• Task prompt
Check each line of the listing for the string "берёзонька", count the lines that have it, and answer with that number only.

[Data items]
---+---

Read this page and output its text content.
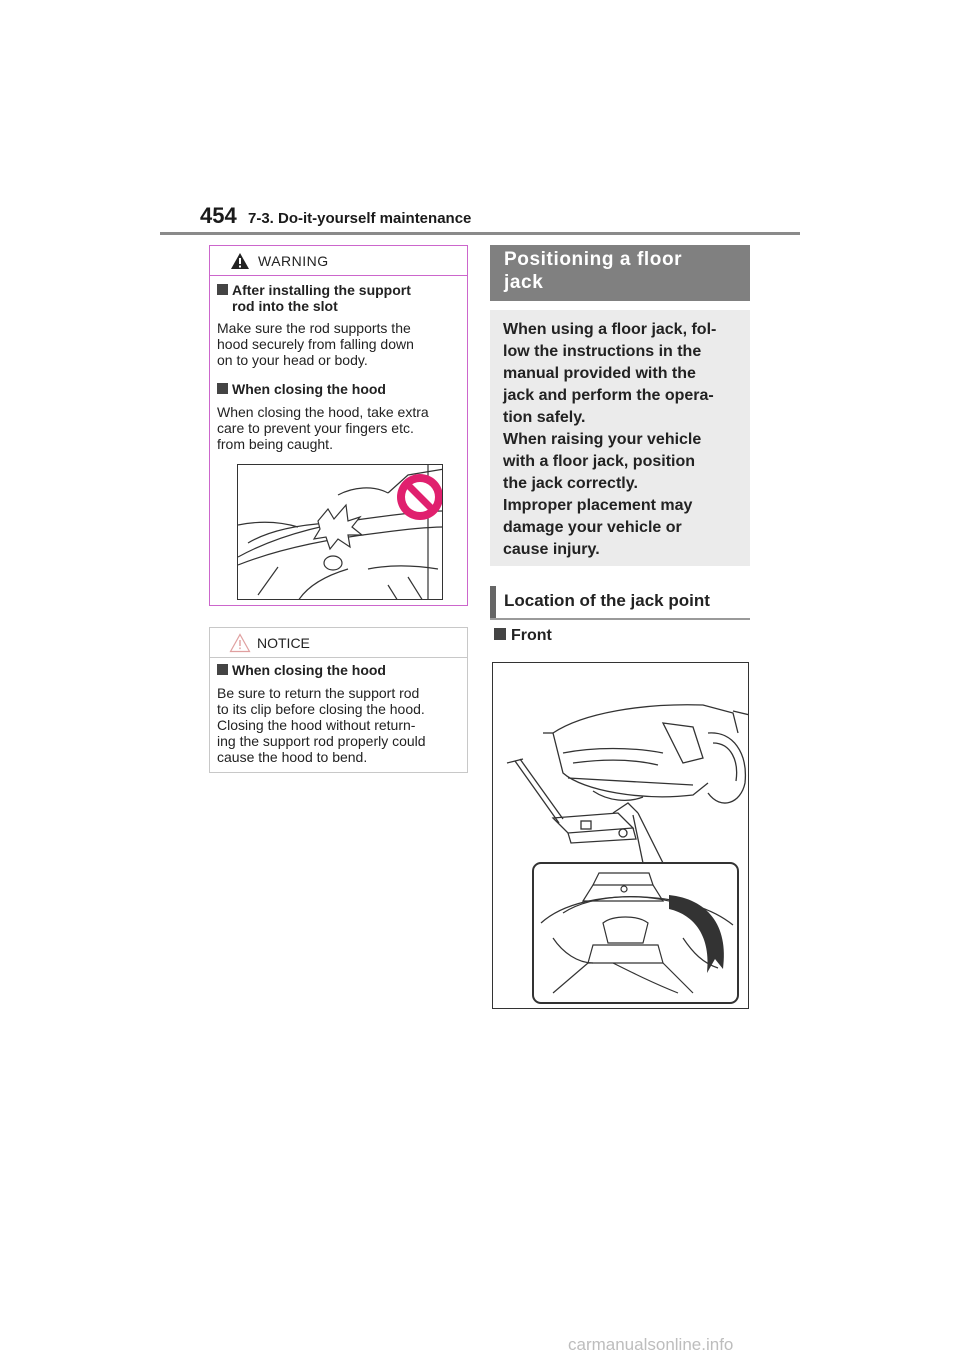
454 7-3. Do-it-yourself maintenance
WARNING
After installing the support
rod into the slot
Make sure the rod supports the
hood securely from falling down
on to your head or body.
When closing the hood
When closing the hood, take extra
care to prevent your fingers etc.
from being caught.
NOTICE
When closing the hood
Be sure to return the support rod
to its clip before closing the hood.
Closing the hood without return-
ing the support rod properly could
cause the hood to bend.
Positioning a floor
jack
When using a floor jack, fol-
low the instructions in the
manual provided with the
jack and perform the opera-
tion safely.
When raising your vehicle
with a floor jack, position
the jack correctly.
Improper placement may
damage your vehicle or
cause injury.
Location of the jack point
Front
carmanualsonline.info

---+---

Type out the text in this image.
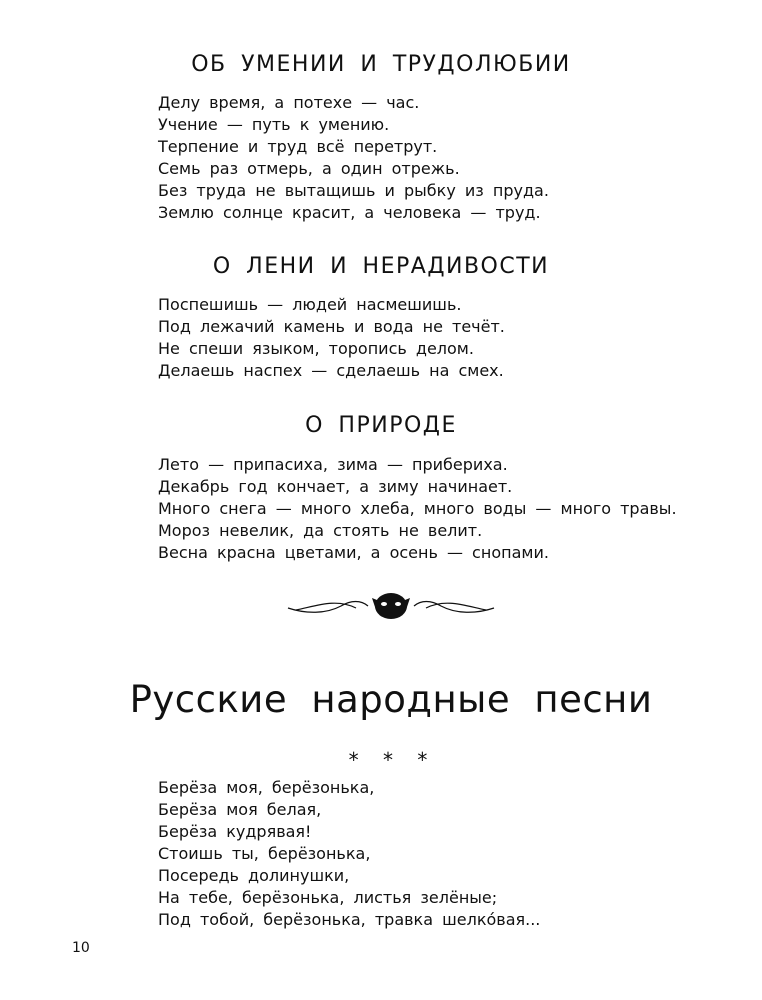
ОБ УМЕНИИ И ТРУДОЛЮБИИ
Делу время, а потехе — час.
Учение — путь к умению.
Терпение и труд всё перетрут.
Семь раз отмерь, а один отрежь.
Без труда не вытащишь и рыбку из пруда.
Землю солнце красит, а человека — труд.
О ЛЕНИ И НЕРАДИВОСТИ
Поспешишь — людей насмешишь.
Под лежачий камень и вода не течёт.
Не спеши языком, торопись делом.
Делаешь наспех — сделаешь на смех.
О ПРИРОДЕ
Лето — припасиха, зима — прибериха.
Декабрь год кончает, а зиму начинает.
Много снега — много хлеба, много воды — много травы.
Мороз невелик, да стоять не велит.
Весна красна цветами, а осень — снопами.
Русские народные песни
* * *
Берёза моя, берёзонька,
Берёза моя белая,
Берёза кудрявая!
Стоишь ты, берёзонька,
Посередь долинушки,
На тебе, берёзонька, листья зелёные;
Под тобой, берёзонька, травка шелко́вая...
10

---+---

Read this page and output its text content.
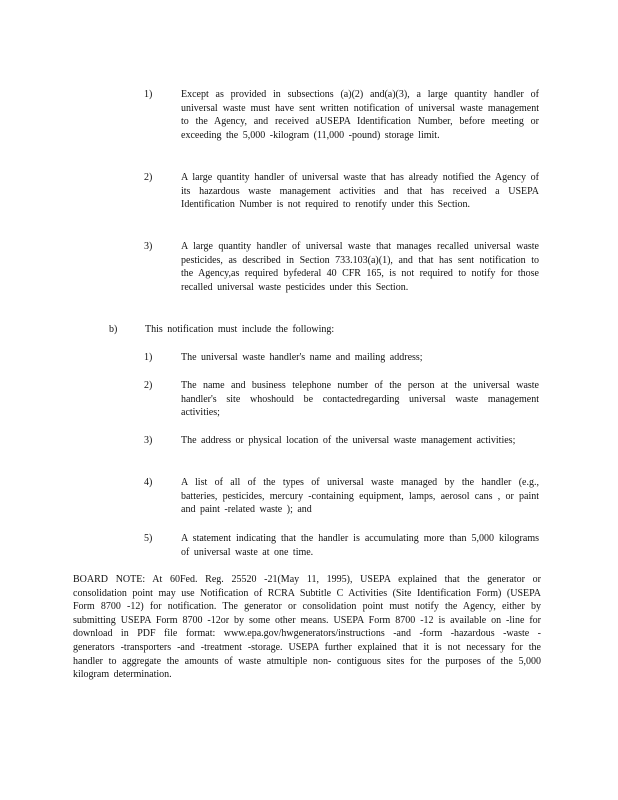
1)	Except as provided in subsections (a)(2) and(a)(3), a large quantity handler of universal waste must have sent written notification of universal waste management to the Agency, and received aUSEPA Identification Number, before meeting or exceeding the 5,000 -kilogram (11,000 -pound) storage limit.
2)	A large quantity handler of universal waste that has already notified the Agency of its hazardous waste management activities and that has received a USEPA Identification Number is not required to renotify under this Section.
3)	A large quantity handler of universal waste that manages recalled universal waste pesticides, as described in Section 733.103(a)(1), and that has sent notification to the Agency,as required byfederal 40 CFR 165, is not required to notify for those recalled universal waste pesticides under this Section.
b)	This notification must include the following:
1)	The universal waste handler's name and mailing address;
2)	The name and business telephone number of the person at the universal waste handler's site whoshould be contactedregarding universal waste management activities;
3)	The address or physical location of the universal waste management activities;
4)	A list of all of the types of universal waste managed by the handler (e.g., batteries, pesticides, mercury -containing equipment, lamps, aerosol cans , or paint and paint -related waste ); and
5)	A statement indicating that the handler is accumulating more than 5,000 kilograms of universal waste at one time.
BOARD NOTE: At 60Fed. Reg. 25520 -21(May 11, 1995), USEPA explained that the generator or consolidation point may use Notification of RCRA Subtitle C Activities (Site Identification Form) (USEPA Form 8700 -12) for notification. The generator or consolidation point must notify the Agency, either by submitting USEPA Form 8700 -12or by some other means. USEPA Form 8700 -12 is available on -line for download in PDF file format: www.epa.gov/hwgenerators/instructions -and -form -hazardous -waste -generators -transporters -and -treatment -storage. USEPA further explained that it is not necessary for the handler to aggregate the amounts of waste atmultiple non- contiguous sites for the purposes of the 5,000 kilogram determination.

---+---

• Reply to the exercise
4